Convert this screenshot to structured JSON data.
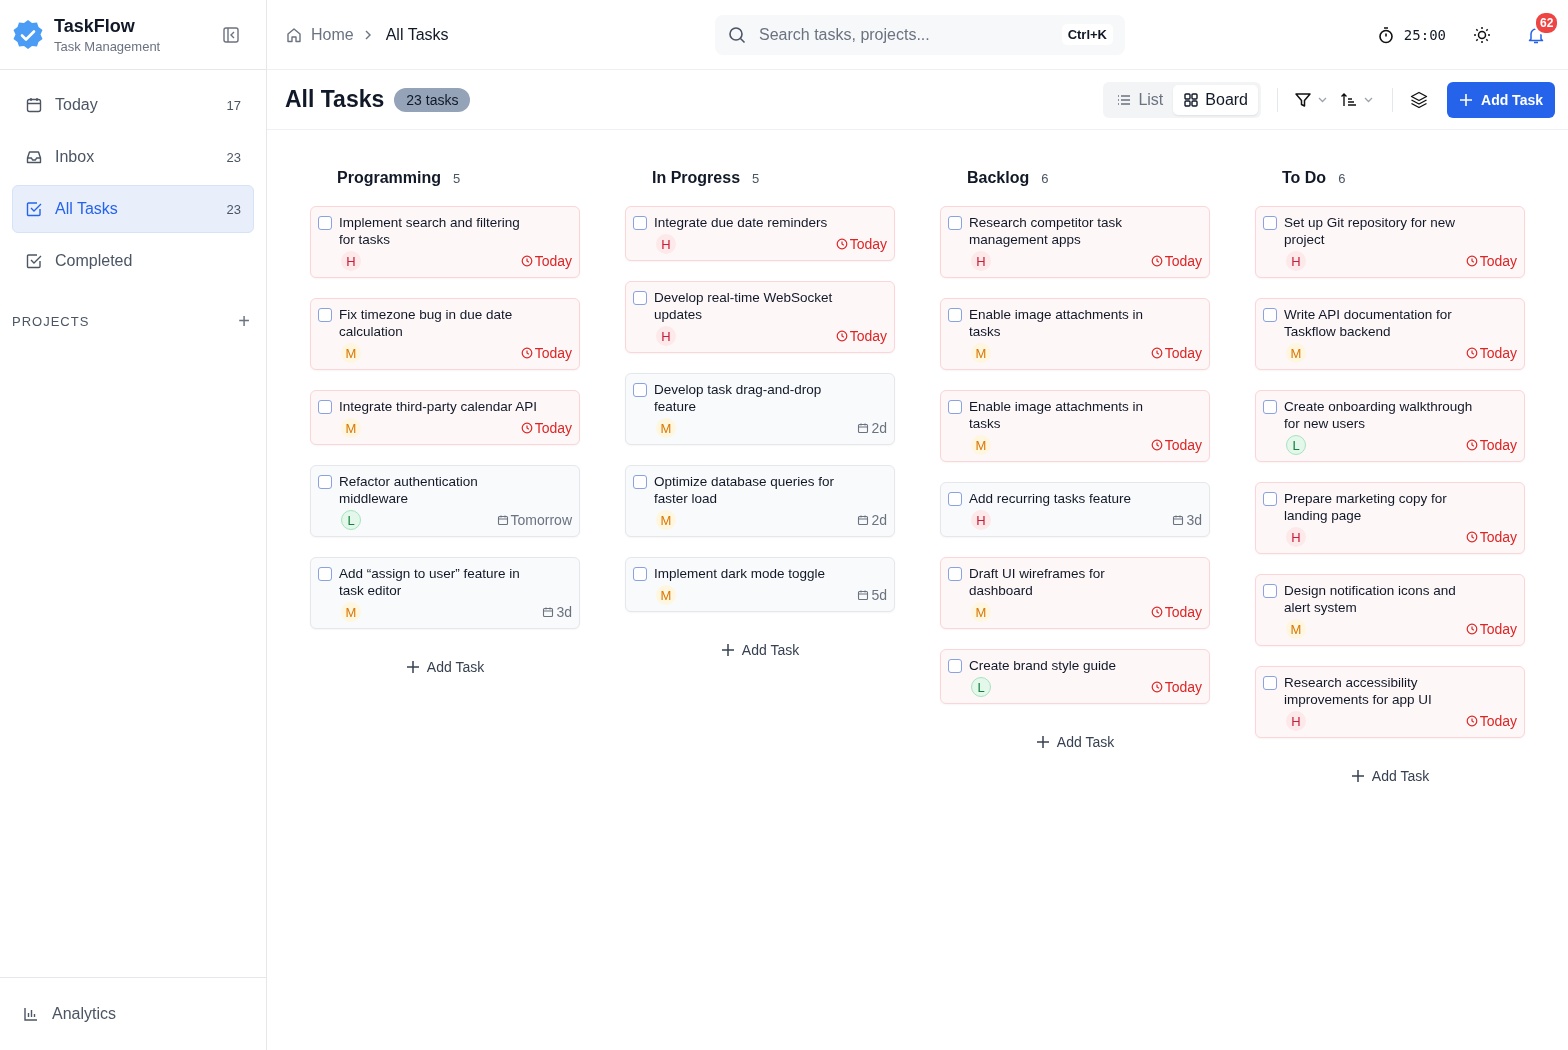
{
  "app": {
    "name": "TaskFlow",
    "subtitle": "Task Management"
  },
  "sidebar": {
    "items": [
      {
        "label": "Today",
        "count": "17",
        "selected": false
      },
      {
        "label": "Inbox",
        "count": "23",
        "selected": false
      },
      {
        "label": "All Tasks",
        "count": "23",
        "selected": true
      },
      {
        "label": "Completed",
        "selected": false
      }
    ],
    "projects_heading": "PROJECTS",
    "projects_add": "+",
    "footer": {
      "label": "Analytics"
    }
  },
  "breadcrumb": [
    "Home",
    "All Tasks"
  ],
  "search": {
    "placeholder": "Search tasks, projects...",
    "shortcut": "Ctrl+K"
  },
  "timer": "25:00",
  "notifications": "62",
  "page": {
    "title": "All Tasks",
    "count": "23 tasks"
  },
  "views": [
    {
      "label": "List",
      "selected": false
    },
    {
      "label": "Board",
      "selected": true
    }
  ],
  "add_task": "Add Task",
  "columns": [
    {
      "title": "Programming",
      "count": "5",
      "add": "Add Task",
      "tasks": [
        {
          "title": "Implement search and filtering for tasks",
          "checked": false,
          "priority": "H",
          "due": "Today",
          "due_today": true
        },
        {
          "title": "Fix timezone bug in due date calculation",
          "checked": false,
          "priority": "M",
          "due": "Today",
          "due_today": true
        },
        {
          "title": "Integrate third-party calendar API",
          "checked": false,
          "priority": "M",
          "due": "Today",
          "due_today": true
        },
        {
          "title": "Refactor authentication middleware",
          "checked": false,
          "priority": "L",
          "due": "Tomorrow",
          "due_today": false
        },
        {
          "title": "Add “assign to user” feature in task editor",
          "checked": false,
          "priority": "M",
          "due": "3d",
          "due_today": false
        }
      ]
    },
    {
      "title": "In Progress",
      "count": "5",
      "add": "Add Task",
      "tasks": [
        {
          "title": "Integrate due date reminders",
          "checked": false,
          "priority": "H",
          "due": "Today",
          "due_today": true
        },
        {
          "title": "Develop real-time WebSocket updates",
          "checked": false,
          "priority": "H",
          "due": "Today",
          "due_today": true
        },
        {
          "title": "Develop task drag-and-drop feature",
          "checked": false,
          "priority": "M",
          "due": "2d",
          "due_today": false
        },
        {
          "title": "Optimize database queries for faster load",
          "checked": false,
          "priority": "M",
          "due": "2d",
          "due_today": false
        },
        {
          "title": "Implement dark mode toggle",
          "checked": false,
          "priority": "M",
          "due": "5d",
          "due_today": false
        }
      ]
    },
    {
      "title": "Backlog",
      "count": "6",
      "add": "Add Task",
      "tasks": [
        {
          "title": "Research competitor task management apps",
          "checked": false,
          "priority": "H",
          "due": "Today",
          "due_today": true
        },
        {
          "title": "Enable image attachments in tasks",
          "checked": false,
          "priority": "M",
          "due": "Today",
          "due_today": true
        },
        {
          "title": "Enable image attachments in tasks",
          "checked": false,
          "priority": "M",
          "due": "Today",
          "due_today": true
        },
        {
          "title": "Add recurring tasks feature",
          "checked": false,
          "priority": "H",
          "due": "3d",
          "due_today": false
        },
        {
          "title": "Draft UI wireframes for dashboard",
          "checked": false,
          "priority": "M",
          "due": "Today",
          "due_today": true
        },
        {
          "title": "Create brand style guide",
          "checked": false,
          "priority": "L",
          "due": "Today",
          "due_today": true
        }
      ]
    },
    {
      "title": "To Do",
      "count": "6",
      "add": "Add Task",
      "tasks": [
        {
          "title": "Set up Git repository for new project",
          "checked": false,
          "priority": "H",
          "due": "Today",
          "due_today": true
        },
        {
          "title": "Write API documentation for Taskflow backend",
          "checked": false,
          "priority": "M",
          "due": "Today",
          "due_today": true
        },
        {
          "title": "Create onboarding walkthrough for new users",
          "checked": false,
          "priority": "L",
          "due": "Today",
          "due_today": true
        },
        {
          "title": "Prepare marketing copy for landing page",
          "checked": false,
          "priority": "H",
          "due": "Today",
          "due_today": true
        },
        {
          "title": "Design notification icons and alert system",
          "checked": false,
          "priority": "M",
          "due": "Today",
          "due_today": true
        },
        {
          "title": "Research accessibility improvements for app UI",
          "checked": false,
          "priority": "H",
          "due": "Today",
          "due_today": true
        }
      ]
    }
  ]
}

= = = =

## PROBLEM REQUIREMENTS:
Transcribe all the lines above exactly, apart from the pictures.

## THE COMPLETED TASK:
Convert this screenshot to structured JSON data.
{
  "app": {
    "name": "TaskFlow",
    "subtitle": "Task Management"
  },
  "sidebar": {
    "items": [
      {
        "label": "Today",
        "count": "17",
        "selected": false
      },
      {
        "label": "Inbox",
        "count": "23",
        "selected": false
      },
      {
        "label": "All Tasks",
        "count": "23",
        "selected": true
      },
      {
        "label": "Completed",
        "selected": false
      }
    ],
    "projects_heading": "PROJECTS",
    "projects_add": "+",
    "footer": {
      "label": "Analytics"
    }
  },
  "breadcrumb": [
    "Home",
    "All Tasks"
  ],
  "search": {
    "placeholder": "Search tasks, projects...",
    "shortcut": "Ctrl+K"
  },
  "timer": "25:00",
  "notifications": "62",
  "page": {
    "title": "All Tasks",
    "count": "23 tasks"
  },
  "views": [
    {
      "label": "List",
      "selected": false
    },
    {
      "label": "Board",
      "selected": true
    }
  ],
  "add_task": "Add Task",
  "columns": [
    {
      "title": "Programming",
      "count": "5",
      "add": "Add Task",
      "tasks": [
        {
          "title": "Implement search and filtering for tasks",
          "checked": false,
          "priority": "H",
          "due": "Today",
          "due_today": true
        },
        {
          "title": "Fix timezone bug in due date calculation",
          "checked": false,
          "priority": "M",
          "due": "Today",
          "due_today": true
        },
        {
          "title": "Integrate third-party calendar API",
          "checked": false,
          "priority": "M",
          "due": "Today",
          "due_today": true
        },
        {
          "title": "Refactor authentication middleware",
          "checked": false,
          "priority": "L",
          "due": "Tomorrow",
          "due_today": false
        },
        {
          "title": "Add “assign to user” feature in task editor",
          "checked": false,
          "priority": "M",
          "due": "3d",
          "due_today": false
        }
      ]
    },
    {
      "title": "In Progress",
      "count": "5",
      "add": "Add Task",
      "tasks": [
        {
          "title": "Integrate due date reminders",
          "checked": false,
          "priority": "H",
          "due": "Today",
          "due_today": true
        },
        {
          "title": "Develop real-time WebSocket updates",
          "checked": false,
          "priority": "H",
          "due": "Today",
          "due_today": true
        },
        {
          "title": "Develop task drag-and-drop feature",
          "checked": false,
          "priority": "M",
          "due": "2d",
          "due_today": false
        },
        {
          "title": "Optimize database queries for faster load",
          "checked": false,
          "priority": "M",
          "due": "2d",
          "due_today": false
        },
        {
          "title": "Implement dark mode toggle",
          "checked": false,
          "priority": "M",
          "due": "5d",
          "due_today": false
        }
      ]
    },
    {
      "title": "Backlog",
      "count": "6",
      "add": "Add Task",
      "tasks": [
        {
          "title": "Research competitor task management apps",
          "checked": false,
          "priority": "H",
          "due": "Today",
          "due_today": true
        },
        {
          "title": "Enable image attachments in tasks",
          "checked": false,
          "priority": "M",
          "due": "Today",
          "due_today": true
        },
        {
          "title": "Enable image attachments in tasks",
          "checked": false,
          "priority": "M",
          "due": "Today",
          "due_today": true
        },
        {
          "title": "Add recurring tasks feature",
          "checked": false,
          "priority": "H",
          "due": "3d",
          "due_today": false
        },
        {
          "title": "Draft UI wireframes for dashboard",
          "checked": false,
          "priority": "M",
          "due": "Today",
          "due_today": true
        },
        {
          "title": "Create brand style guide",
          "checked": false,
          "priority": "L",
          "due": "Today",
          "due_today": true
        }
      ]
    },
    {
      "title": "To Do",
      "count": "6",
      "add": "Add Task",
      "tasks": [
        {
          "title": "Set up Git repository for new project",
          "checked": false,
          "priority": "H",
          "due": "Today",
          "due_today": true
        },
        {
          "title": "Write API documentation for Taskflow backend",
          "checked": false,
          "priority": "M",
          "due": "Today",
          "due_today": true
        },
        {
          "title": "Create onboarding walkthrough for new users",
          "checked": false,
          "priority": "L",
          "due": "Today",
          "due_today": true
        },
        {
          "title": "Prepare marketing copy for landing page",
          "checked": false,
          "priority": "H",
          "due": "Today",
          "due_today": true
        },
        {
          "title": "Design notification icons and alert system",
          "checked": false,
          "priority": "M",
          "due": "Today",
          "due_today": true
        },
        {
          "title": "Research accessibility improvements for app UI",
          "checked": false,
          "priority": "H",
          "due": "Today",
          "due_today": true
        }
      ]
    }
  ]
}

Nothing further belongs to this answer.